======== STORED ROWS

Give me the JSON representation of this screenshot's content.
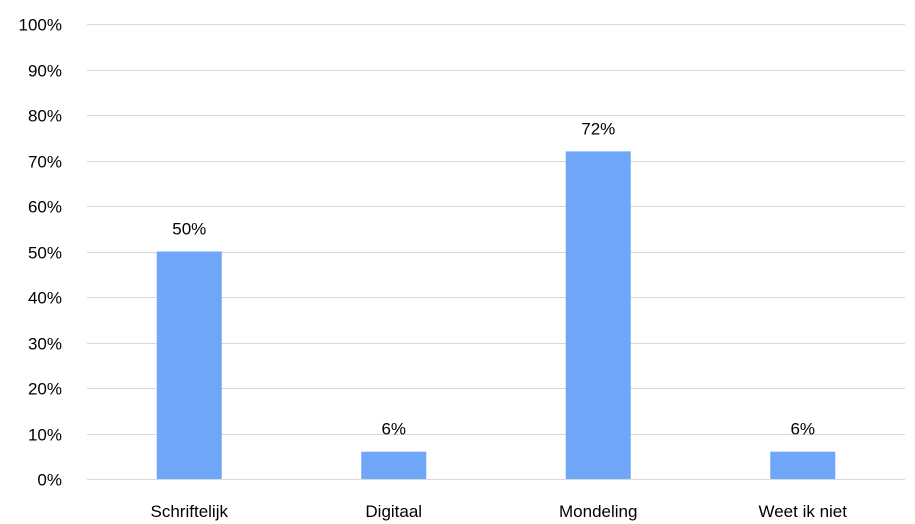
{
  "chart_data": {
    "type": "bar",
    "categories": [
      "Schriftelijk",
      "Digitaal",
      "Mondeling",
      "Weet ik niet"
    ],
    "values": [
      50,
      6,
      72,
      6
    ],
    "data_labels": [
      "50%",
      "6%",
      "72%",
      "6%"
    ],
    "y_ticks": [
      "0%",
      "10%",
      "20%",
      "30%",
      "40%",
      "50%",
      "60%",
      "70%",
      "80%",
      "90%",
      "100%"
    ],
    "ylim": [
      0,
      100
    ],
    "grid": true,
    "legend": "none",
    "colors": {
      "bar": "#6FA6F7",
      "grid": "#D9D9D9",
      "text": "#000000"
    }
  }
}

================

Leave the pictures out and copy the rest of the data exactly.

Give me the JSON representation of this screenshot's content.
{
  "chart_data": {
    "type": "bar",
    "categories": [
      "Schriftelijk",
      "Digitaal",
      "Mondeling",
      "Weet ik niet"
    ],
    "values": [
      50,
      6,
      72,
      6
    ],
    "data_labels": [
      "50%",
      "6%",
      "72%",
      "6%"
    ],
    "y_ticks": [
      "0%",
      "10%",
      "20%",
      "30%",
      "40%",
      "50%",
      "60%",
      "70%",
      "80%",
      "90%",
      "100%"
    ],
    "ylim": [
      0,
      100
    ],
    "grid": true,
    "legend": "none",
    "colors": {
      "bar": "#6FA6F7",
      "grid": "#D9D9D9",
      "text": "#000000"
    }
  }
}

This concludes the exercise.